PROBLEM DESCRIPTION: Carry none of the pictures over; write out the complete data exactly.
- - -
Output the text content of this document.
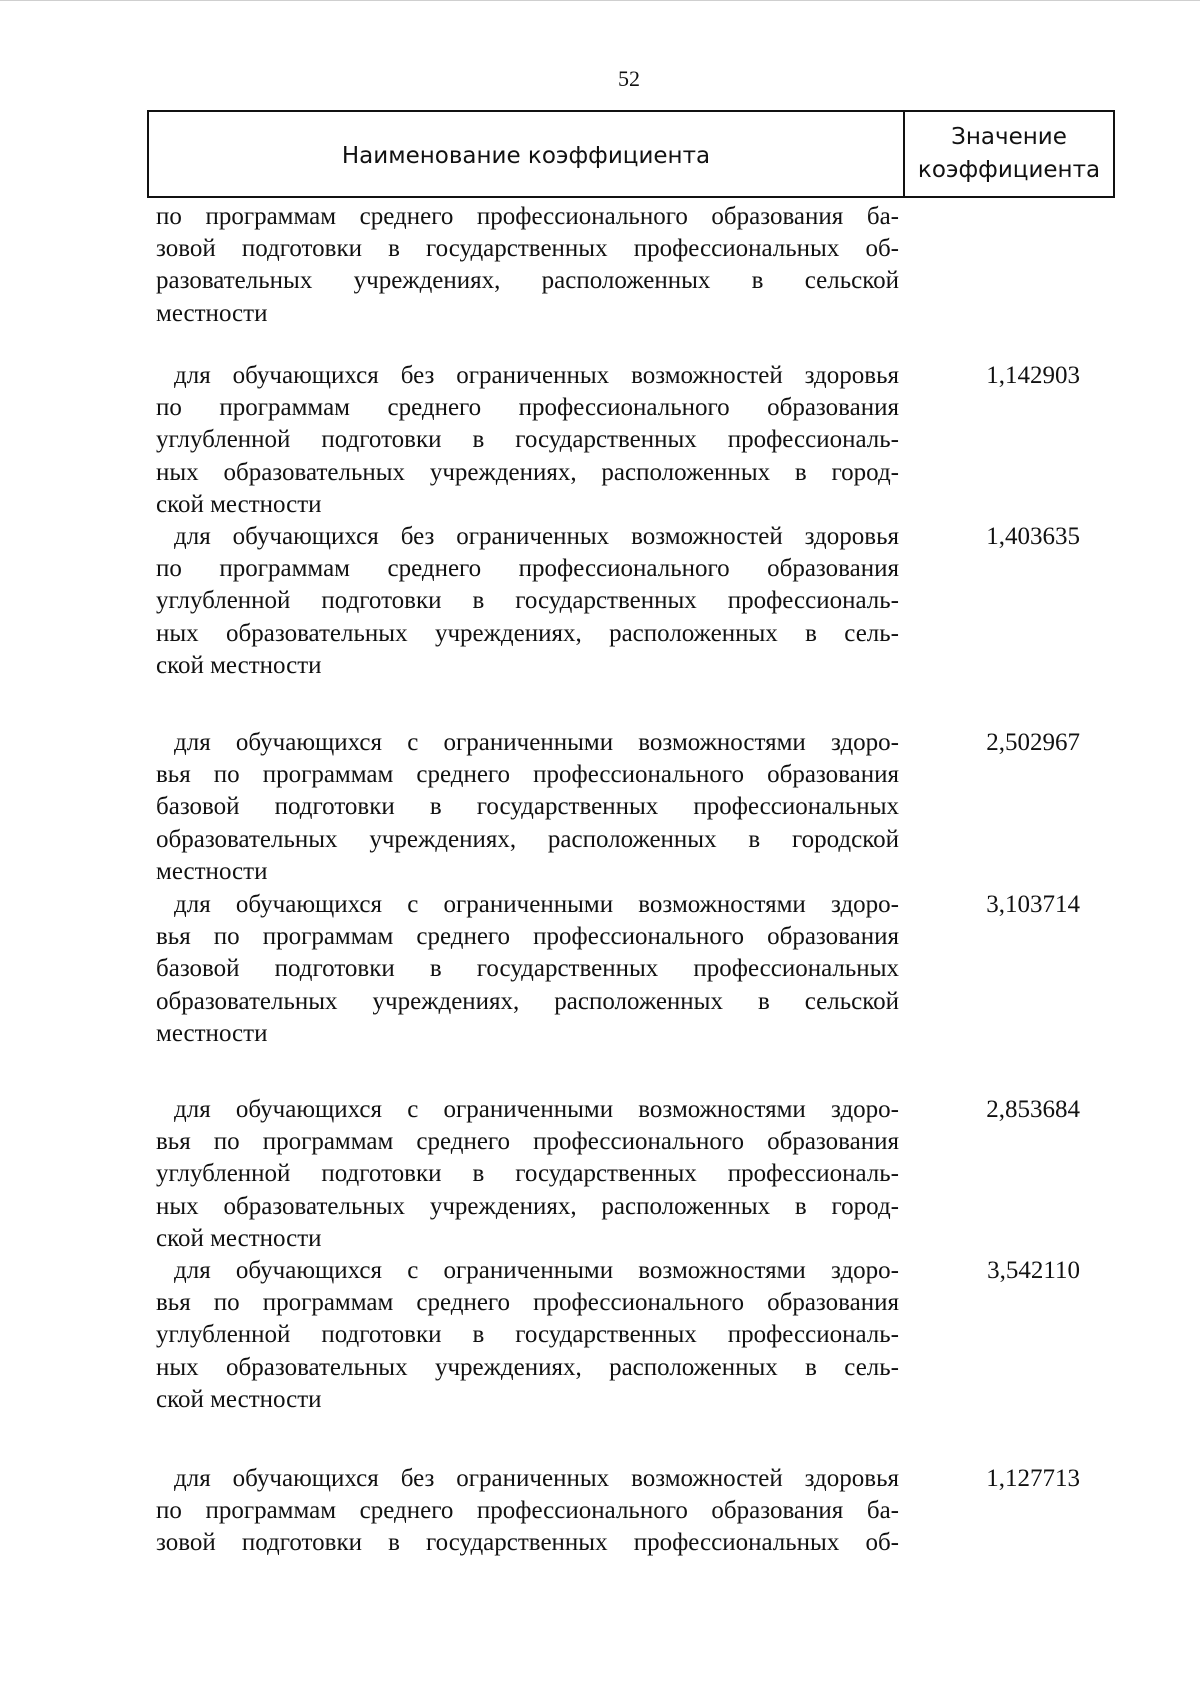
52
Наименование коэффициента
Значение
коэффициента
по программам среднего профессионального образования ба-
зовой подготовки в государственных профессиональных об-
разовательных учреждениях, расположенных в сельской
местности
для обучающихся без ограниченных возможностей здоровья
по программам среднего профессионального образования
углубленной подготовки в государственных профессиональ-
ных образовательных учреждениях, расположенных в город-
ской местности
1,142903
для обучающихся без ограниченных возможностей здоровья
по программам среднего профессионального образования
углубленной подготовки в государственных профессиональ-
ных образовательных учреждениях, расположенных в сель-
ской местности
1,403635
для обучающихся с ограниченными возможностями здоро-
вья по программам среднего профессионального образования
базовой подготовки в государственных профессиональных
образовательных учреждениях, расположенных в городской
местности
2,502967
для обучающихся с ограниченными возможностями здоро-
вья по программам среднего профессионального образования
базовой подготовки в государственных профессиональных
образовательных учреждениях, расположенных в сельской
местности
3,103714
для обучающихся с ограниченными возможностями здоро-
вья по программам среднего профессионального образования
углубленной подготовки в государственных профессиональ-
ных образовательных учреждениях, расположенных в город-
ской местности
2,853684
для обучающихся с ограниченными возможностями здоро-
вья по программам среднего профессионального образования
углубленной подготовки в государственных профессиональ-
ных образовательных учреждениях, расположенных в сель-
ской местности
3,542110
для обучающихся без ограниченных возможностей здоровья
по программам среднего профессионального образования ба-
зовой подготовки в государственных профессиональных об-
1,127713
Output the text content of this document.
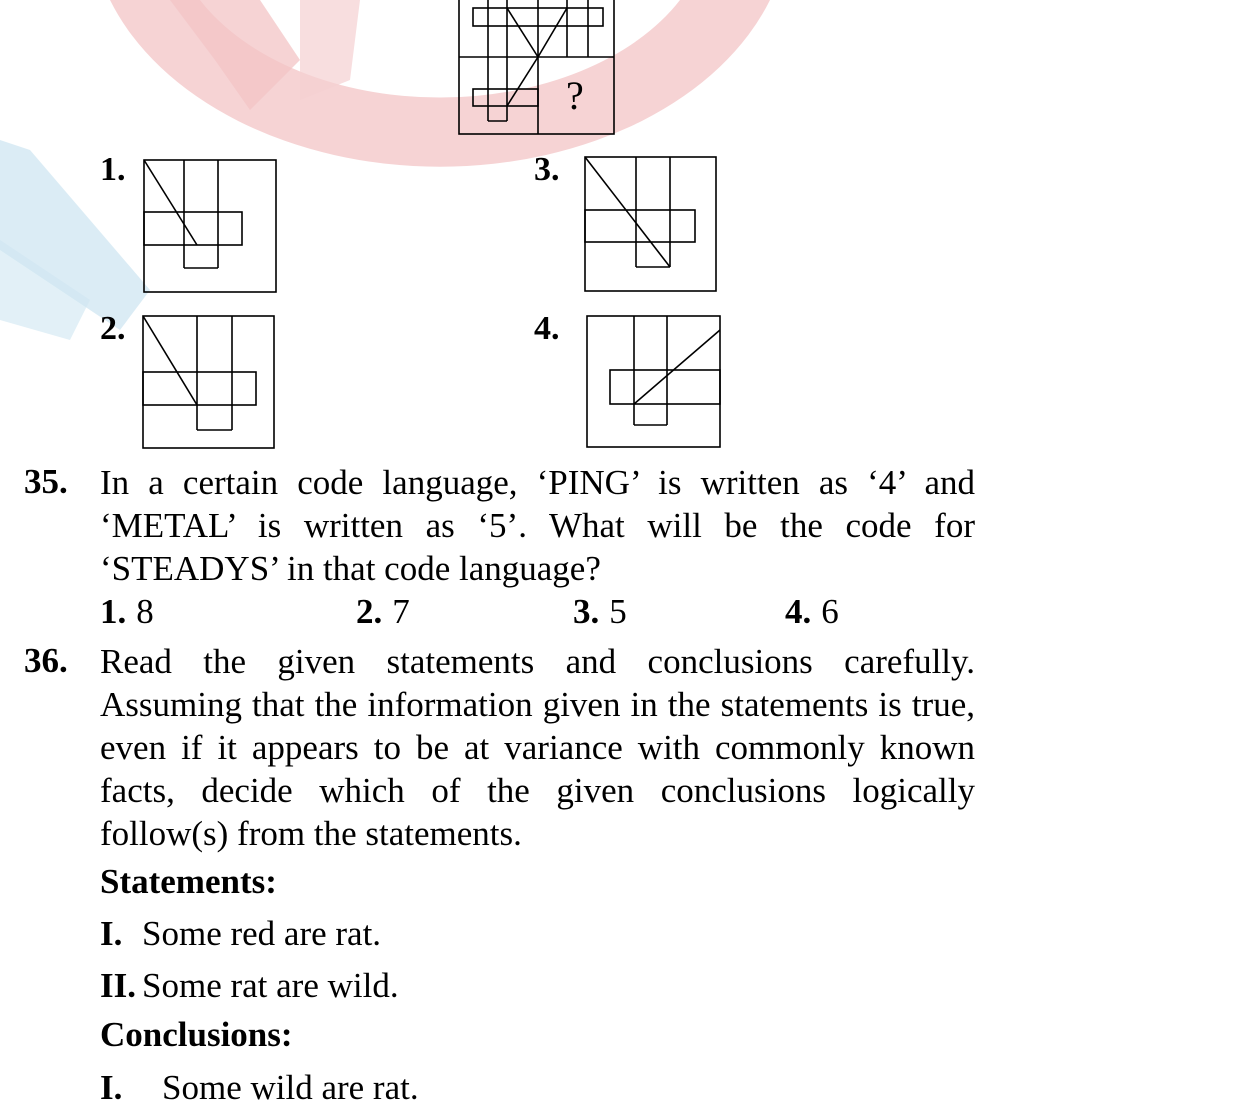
?
1.
2.
3.
4.
35. In a certain code language, ‘PING’ is written as ‘4’ and ‘METAL’ is written as ‘5’. What will be the code for ‘STEADYS’ in that code language?
1. 8	2. 7	3. 5	4. 6
36. Read the given statements and conclusions carefully. Assuming that the information given in the statements is true, even if it appears to be at variance with commonly known facts, decide which of the given conclusions logically follow(s) from the statements.
Statements:
I. Some red are rat.
II. Some rat are wild.
Conclusions:
I. Some wild are rat.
- - -
THE SOLUTION:
Output the text content of this document.
52
Наименование коэффициента
Значение
коэффициента
по программам среднего профессионального образования ба-
зовой подготовки в государственных профессиональных об-
разовательных учреждениях, расположенных в сельской
местности
для обучающихся без ограниченных возможностей здоровья
по программам среднего профессионального образования
углубленной подготовки в государственных профессиональ-
ных образовательных учреждениях, расположенных в город-
ской местности
1,142903
для обучающихся без ограниченных возможностей здоровья
по программам среднего профессионального образования
углубленной подготовки в государственных профессиональ-
ных образовательных учреждениях, расположенных в сель-
ской местности
1,403635
для обучающихся с ограниченными возможностями здоро-
вья по программам среднего профессионального образования
базовой подготовки в государственных профессиональных
образовательных учреждениях, расположенных в городской
местности
2,502967
для обучающихся с ограниченными возможностями здоро-
вья по программам среднего профессионального образования
базовой подготовки в государственных профессиональных
образовательных учреждениях, расположенных в сельской
местности
3,103714
для обучающихся с ограниченными возможностями здоро-
вья по программам среднего профессионального образования
углубленной подготовки в государственных профессиональ-
ных образовательных учреждениях, расположенных в город-
ской местности
2,853684
для обучающихся с ограниченными возможностями здоро-
вья по программам среднего профессионального образования
углубленной подготовки в государственных профессиональ-
ных образовательных учреждениях, расположенных в сель-
ской местности
3,542110
для обучающихся без ограниченных возможностей здоровья
по программам среднего профессионального образования ба-
зовой подготовки в государственных профессиональных об-
1,127713
Output the text content of this document.
?
1.
2.
3.
4.
35. In a certain code language, ‘PING’ is written as ‘4’ and ‘METAL’ is written as ‘5’. What will be the code for ‘STEADYS’ in that code language?
1. 8	2. 7	3. 5	4. 6
36. Read the given statements and conclusions carefully. Assuming that the information given in the statements is true, even if it appears to be at variance with commonly known facts, decide which of the given conclusions logically follow(s) from the statements.
Statements:
I. Some red are rat.
II. Some rat are wild.
Conclusions:
I. Some wild are rat.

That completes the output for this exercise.